**STUDY TEXT:**


 


                I remember going to Ottawa  a bunch of years back and Tanaka Sensei had brought with him the students from a university he taught at. The students for the most part wore white belts, the odd member of the troop was wearing a black belt and was shown a great deal of respect by the other students. We had a tournament that year and I thought that it was going to be a bunch of white belts all competing against other white belts, but the white belts were all lining up to spar with seniors in the Canadian group. I was rather perplexed by this and scared for the white belts, whom all looked eager and friendly enough…My thoughts were that they would get torn up and think us mean people for making them spar against seniors…the funny part they did not look scared at all and Tanaka Sensei did not seem upset at all that they were going to face Saeki Sensei’s seniors.  Then the tournament started…..

                A curious thing happened, the white belts were all lined up and one by one they did their Kata against a Canadian counterpart, they all did Bassai Dai…white belts doing Bassai Dai….and PERFECTLY. They were sharp, snapped and had perfect form and waza. It was a bit embarrassing watching our best go against white belts and not really match up! They Canadians held their own in Kata…..but white belts were making our Senior brown belts look pretty bad! I watched the Kumite matches go on and saw perfect speed, execution of waza so fast and accurate it was scary so I had to ask Mrs. Saeki who the heck these kids were!

                Mrs. Saeki explained to me that the kids were all senior brown belts and black belts with the university that Tanaka Sensei taught at, those wearing white belts were because they refused to wear Kyu level rank belts we normally see.  They have only worn white belts and one of the students was waiting on seeing if he passed his Shodan (which I am sure he did) and was going to wear the white belt till he got the okay to wear a black belt…..all this confused me and really struck me as totally strange!

**RECORDS PROVIDED:**
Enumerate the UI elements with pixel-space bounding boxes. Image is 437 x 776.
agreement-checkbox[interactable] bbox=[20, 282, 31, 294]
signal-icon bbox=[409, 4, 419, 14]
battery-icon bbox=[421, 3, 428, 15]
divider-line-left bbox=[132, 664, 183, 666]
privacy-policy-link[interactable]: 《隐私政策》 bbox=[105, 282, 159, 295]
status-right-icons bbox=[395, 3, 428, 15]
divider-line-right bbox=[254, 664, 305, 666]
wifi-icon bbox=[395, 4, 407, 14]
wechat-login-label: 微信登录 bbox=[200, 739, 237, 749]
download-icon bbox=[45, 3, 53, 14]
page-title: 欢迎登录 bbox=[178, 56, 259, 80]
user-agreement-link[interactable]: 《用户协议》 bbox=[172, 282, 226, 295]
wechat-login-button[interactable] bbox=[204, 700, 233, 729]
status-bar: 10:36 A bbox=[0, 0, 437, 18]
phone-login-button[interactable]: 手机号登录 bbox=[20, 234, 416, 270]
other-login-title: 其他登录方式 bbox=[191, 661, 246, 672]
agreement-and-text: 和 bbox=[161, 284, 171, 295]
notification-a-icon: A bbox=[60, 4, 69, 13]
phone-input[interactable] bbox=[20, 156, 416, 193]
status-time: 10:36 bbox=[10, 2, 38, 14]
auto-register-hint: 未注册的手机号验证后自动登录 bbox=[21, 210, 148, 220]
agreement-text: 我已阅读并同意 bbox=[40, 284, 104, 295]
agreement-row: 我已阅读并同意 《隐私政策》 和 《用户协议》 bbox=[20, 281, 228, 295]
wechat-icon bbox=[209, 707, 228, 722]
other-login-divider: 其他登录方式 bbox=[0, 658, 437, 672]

**TASKS TO COMPLETE:**
a. Using the karate tournament account, answer these:
(i) Whom did Tanaka Sensei bring with him to Ottawa?
(ii) Which kata did the white belts perform against their Canadian counterparts?
(iii) Whom did the writer ask about who the students were?
b. Rewrite the karate tournament account from "Mrs. Saeki explained" to "as totally strange!", swapping "Shodan" for "first dan".
The records can be set aside; they play no part here.

**RESULTS FOR EACH TASK:**
a.
(i) The students from a university he taught at.
(ii) Bassai Dai.
(iii) Mrs. Saeki.

b.
Mrs. Saeki explained to me that the kids were all senior brown belts and black belts with the university that Tanaka Sensei taught at, those wearing white belts were because they refused to wear Kyu level rank belts we normally see.  They have only worn white belts and one of the students was waiting on seeing if he passed his first dan (which I am sure he did) and was going to wear the white belt till he got the okay to wear a black belt…..all this confused me and really struck me as totally strange!